JOB: Without the images, write out all of the following entries exactly.

ITEMS:
————
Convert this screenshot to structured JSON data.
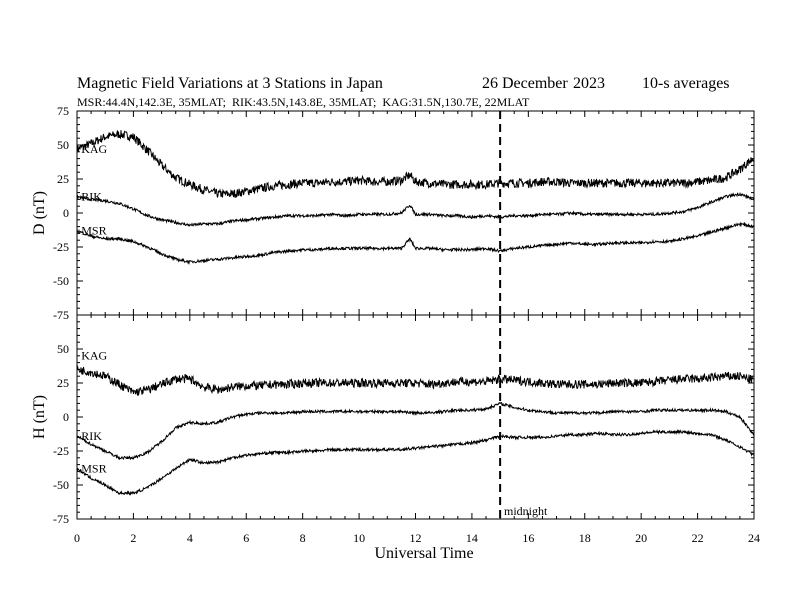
{
  "header": {
    "title": "Magnetic Field Variations at 3 Stations in Japan",
    "date": "26 December",
    "year": "2023",
    "averaging": "10-s averages",
    "stations_line": "MSR:44.4N,142.3E, 35MLAT;  RIK:43.5N,143.8E, 35MLAT;  KAG:31.5N,130.7E, 22MLAT"
  },
  "xaxis": {
    "label": "Universal Time",
    "ticks": [
      "0",
      "2",
      "4",
      "6",
      "8",
      "10",
      "12",
      "14",
      "16",
      "18",
      "20",
      "22",
      "24"
    ]
  },
  "annotation": {
    "text": "midnight"
  },
  "colors": {
    "line": "#000000",
    "background": "#ffffff"
  },
  "chart_data": [
    {
      "type": "line",
      "ylabel": "D (nT)",
      "xlim": [
        0,
        24
      ],
      "ylim": [
        -75,
        75
      ],
      "yticks": [
        "75",
        "50",
        "25",
        "0",
        "-25",
        "-50",
        "-75"
      ],
      "reference_line_x": 15,
      "grid": false,
      "x": [
        0,
        0.5,
        1,
        1.5,
        2,
        2.5,
        3,
        3.5,
        4,
        4.5,
        5,
        5.5,
        6,
        6.5,
        7,
        7.5,
        8,
        8.5,
        9,
        9.5,
        10,
        10.5,
        11,
        11.5,
        11.8,
        12,
        12.5,
        13,
        13.5,
        14,
        14.5,
        15,
        15.5,
        16,
        16.5,
        17,
        17.5,
        18,
        18.5,
        19,
        19.5,
        20,
        20.5,
        21,
        21.5,
        22,
        22.5,
        23,
        23.5,
        24
      ],
      "series": [
        {
          "name": "KAG",
          "values": [
            47,
            51,
            56,
            58,
            56,
            46,
            35,
            26,
            21,
            17,
            14,
            14,
            16,
            18,
            20,
            21,
            22,
            22,
            23,
            23,
            24,
            23,
            23,
            24,
            28,
            23,
            22,
            21,
            21,
            21,
            21,
            22,
            22,
            22,
            23,
            23,
            22,
            22,
            22,
            22,
            22,
            22,
            22,
            22,
            22,
            23,
            24,
            26,
            32,
            41
          ]
        },
        {
          "name": "RIK",
          "values": [
            12,
            10,
            9,
            7,
            3,
            -2,
            -5,
            -7,
            -9,
            -8,
            -8,
            -6,
            -5,
            -4,
            -3,
            -2,
            -2,
            -2,
            -1,
            -2,
            -1,
            -1,
            -1,
            0,
            6,
            -1,
            -1,
            -2,
            -2,
            -3,
            -2,
            -3,
            -2,
            -2,
            -1,
            -1,
            0,
            -1,
            -1,
            -1,
            -1,
            -1,
            -1,
            0,
            1,
            4,
            8,
            12,
            14,
            10
          ]
        },
        {
          "name": "MSR",
          "values": [
            -13,
            -17,
            -19,
            -19,
            -21,
            -25,
            -30,
            -34,
            -36,
            -35,
            -34,
            -33,
            -32,
            -31,
            -29,
            -28,
            -27,
            -27,
            -26,
            -26,
            -26,
            -26,
            -26,
            -26,
            -19,
            -26,
            -26,
            -27,
            -27,
            -27,
            -26,
            -28,
            -26,
            -25,
            -24,
            -23,
            -22,
            -23,
            -23,
            -22,
            -22,
            -22,
            -21,
            -21,
            -19,
            -17,
            -14,
            -11,
            -8,
            -10
          ]
        }
      ]
    },
    {
      "type": "line",
      "ylabel": "H (nT)",
      "xlim": [
        0,
        24
      ],
      "ylim": [
        -75,
        75
      ],
      "yticks": [
        "",
        "50",
        "25",
        "0",
        "-25",
        "-50",
        "-75"
      ],
      "reference_line_x": 15,
      "grid": false,
      "x": [
        0,
        0.5,
        1,
        1.5,
        2,
        2.5,
        3,
        3.5,
        4,
        4.5,
        5,
        5.5,
        6,
        6.5,
        7,
        7.5,
        8,
        8.5,
        9,
        9.5,
        10,
        10.5,
        11,
        11.5,
        12,
        12.5,
        13,
        13.5,
        14,
        14.5,
        15,
        15.5,
        16,
        16.5,
        17,
        17.5,
        18,
        18.5,
        19,
        19.5,
        20,
        20.5,
        21,
        21.5,
        22,
        22.5,
        23,
        23.5,
        24
      ],
      "series": [
        {
          "name": "KAG",
          "values": [
            35,
            33,
            30,
            24,
            18,
            20,
            24,
            28,
            28,
            22,
            20,
            22,
            23,
            23,
            24,
            24,
            25,
            25,
            25,
            25,
            25,
            25,
            25,
            25,
            25,
            24,
            25,
            26,
            26,
            26,
            28,
            27,
            26,
            25,
            24,
            24,
            24,
            24,
            25,
            25,
            25,
            26,
            27,
            28,
            28,
            29,
            30,
            30,
            27
          ]
        },
        {
          "name": "RIK",
          "values": [
            -14,
            -20,
            -25,
            -30,
            -30,
            -26,
            -18,
            -8,
            -4,
            -5,
            -4,
            0,
            2,
            3,
            3,
            3,
            4,
            4,
            4,
            4,
            4,
            4,
            4,
            4,
            3,
            3,
            4,
            5,
            5,
            6,
            10,
            7,
            5,
            4,
            3,
            3,
            3,
            3,
            4,
            4,
            4,
            5,
            5,
            5,
            5,
            5,
            4,
            0,
            -13
          ]
        },
        {
          "name": "MSR",
          "values": [
            -38,
            -45,
            -50,
            -56,
            -56,
            -52,
            -45,
            -38,
            -31,
            -34,
            -33,
            -30,
            -28,
            -27,
            -26,
            -26,
            -25,
            -25,
            -24,
            -24,
            -24,
            -24,
            -24,
            -24,
            -23,
            -22,
            -21,
            -20,
            -19,
            -17,
            -14,
            -15,
            -15,
            -15,
            -14,
            -13,
            -13,
            -12,
            -13,
            -13,
            -12,
            -11,
            -11,
            -11,
            -12,
            -13,
            -17,
            -22,
            -28
          ]
        }
      ]
    }
  ]
}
————
COMPLETE RESPONSE:
Convert this screenshot to structured JSON data.
{
  "header": {
    "title": "Magnetic Field Variations at 3 Stations in Japan",
    "date": "26 December",
    "year": "2023",
    "averaging": "10-s averages",
    "stations_line": "MSR:44.4N,142.3E, 35MLAT;  RIK:43.5N,143.8E, 35MLAT;  KAG:31.5N,130.7E, 22MLAT"
  },
  "xaxis": {
    "label": "Universal Time",
    "ticks": [
      "0",
      "2",
      "4",
      "6",
      "8",
      "10",
      "12",
      "14",
      "16",
      "18",
      "20",
      "22",
      "24"
    ]
  },
  "annotation": {
    "text": "midnight"
  },
  "colors": {
    "line": "#000000",
    "background": "#ffffff"
  },
  "chart_data": [
    {
      "type": "line",
      "ylabel": "D (nT)",
      "xlim": [
        0,
        24
      ],
      "ylim": [
        -75,
        75
      ],
      "yticks": [
        "75",
        "50",
        "25",
        "0",
        "-25",
        "-50",
        "-75"
      ],
      "reference_line_x": 15,
      "grid": false,
      "x": [
        0,
        0.5,
        1,
        1.5,
        2,
        2.5,
        3,
        3.5,
        4,
        4.5,
        5,
        5.5,
        6,
        6.5,
        7,
        7.5,
        8,
        8.5,
        9,
        9.5,
        10,
        10.5,
        11,
        11.5,
        11.8,
        12,
        12.5,
        13,
        13.5,
        14,
        14.5,
        15,
        15.5,
        16,
        16.5,
        17,
        17.5,
        18,
        18.5,
        19,
        19.5,
        20,
        20.5,
        21,
        21.5,
        22,
        22.5,
        23,
        23.5,
        24
      ],
      "series": [
        {
          "name": "KAG",
          "values": [
            47,
            51,
            56,
            58,
            56,
            46,
            35,
            26,
            21,
            17,
            14,
            14,
            16,
            18,
            20,
            21,
            22,
            22,
            23,
            23,
            24,
            23,
            23,
            24,
            28,
            23,
            22,
            21,
            21,
            21,
            21,
            22,
            22,
            22,
            23,
            23,
            22,
            22,
            22,
            22,
            22,
            22,
            22,
            22,
            22,
            23,
            24,
            26,
            32,
            41
          ]
        },
        {
          "name": "RIK",
          "values": [
            12,
            10,
            9,
            7,
            3,
            -2,
            -5,
            -7,
            -9,
            -8,
            -8,
            -6,
            -5,
            -4,
            -3,
            -2,
            -2,
            -2,
            -1,
            -2,
            -1,
            -1,
            -1,
            0,
            6,
            -1,
            -1,
            -2,
            -2,
            -3,
            -2,
            -3,
            -2,
            -2,
            -1,
            -1,
            0,
            -1,
            -1,
            -1,
            -1,
            -1,
            -1,
            0,
            1,
            4,
            8,
            12,
            14,
            10
          ]
        },
        {
          "name": "MSR",
          "values": [
            -13,
            -17,
            -19,
            -19,
            -21,
            -25,
            -30,
            -34,
            -36,
            -35,
            -34,
            -33,
            -32,
            -31,
            -29,
            -28,
            -27,
            -27,
            -26,
            -26,
            -26,
            -26,
            -26,
            -26,
            -19,
            -26,
            -26,
            -27,
            -27,
            -27,
            -26,
            -28,
            -26,
            -25,
            -24,
            -23,
            -22,
            -23,
            -23,
            -22,
            -22,
            -22,
            -21,
            -21,
            -19,
            -17,
            -14,
            -11,
            -8,
            -10
          ]
        }
      ]
    },
    {
      "type": "line",
      "ylabel": "H (nT)",
      "xlim": [
        0,
        24
      ],
      "ylim": [
        -75,
        75
      ],
      "yticks": [
        "",
        "50",
        "25",
        "0",
        "-25",
        "-50",
        "-75"
      ],
      "reference_line_x": 15,
      "grid": false,
      "x": [
        0,
        0.5,
        1,
        1.5,
        2,
        2.5,
        3,
        3.5,
        4,
        4.5,
        5,
        5.5,
        6,
        6.5,
        7,
        7.5,
        8,
        8.5,
        9,
        9.5,
        10,
        10.5,
        11,
        11.5,
        12,
        12.5,
        13,
        13.5,
        14,
        14.5,
        15,
        15.5,
        16,
        16.5,
        17,
        17.5,
        18,
        18.5,
        19,
        19.5,
        20,
        20.5,
        21,
        21.5,
        22,
        22.5,
        23,
        23.5,
        24
      ],
      "series": [
        {
          "name": "KAG",
          "values": [
            35,
            33,
            30,
            24,
            18,
            20,
            24,
            28,
            28,
            22,
            20,
            22,
            23,
            23,
            24,
            24,
            25,
            25,
            25,
            25,
            25,
            25,
            25,
            25,
            25,
            24,
            25,
            26,
            26,
            26,
            28,
            27,
            26,
            25,
            24,
            24,
            24,
            24,
            25,
            25,
            25,
            26,
            27,
            28,
            28,
            29,
            30,
            30,
            27
          ]
        },
        {
          "name": "RIK",
          "values": [
            -14,
            -20,
            -25,
            -30,
            -30,
            -26,
            -18,
            -8,
            -4,
            -5,
            -4,
            0,
            2,
            3,
            3,
            3,
            4,
            4,
            4,
            4,
            4,
            4,
            4,
            4,
            3,
            3,
            4,
            5,
            5,
            6,
            10,
            7,
            5,
            4,
            3,
            3,
            3,
            3,
            4,
            4,
            4,
            5,
            5,
            5,
            5,
            5,
            4,
            0,
            -13
          ]
        },
        {
          "name": "MSR",
          "values": [
            -38,
            -45,
            -50,
            -56,
            -56,
            -52,
            -45,
            -38,
            -31,
            -34,
            -33,
            -30,
            -28,
            -27,
            -26,
            -26,
            -25,
            -25,
            -24,
            -24,
            -24,
            -24,
            -24,
            -24,
            -23,
            -22,
            -21,
            -20,
            -19,
            -17,
            -14,
            -15,
            -15,
            -15,
            -14,
            -13,
            -13,
            -12,
            -13,
            -13,
            -12,
            -11,
            -11,
            -11,
            -12,
            -13,
            -17,
            -22,
            -28
          ]
        }
      ]
    }
  ]
}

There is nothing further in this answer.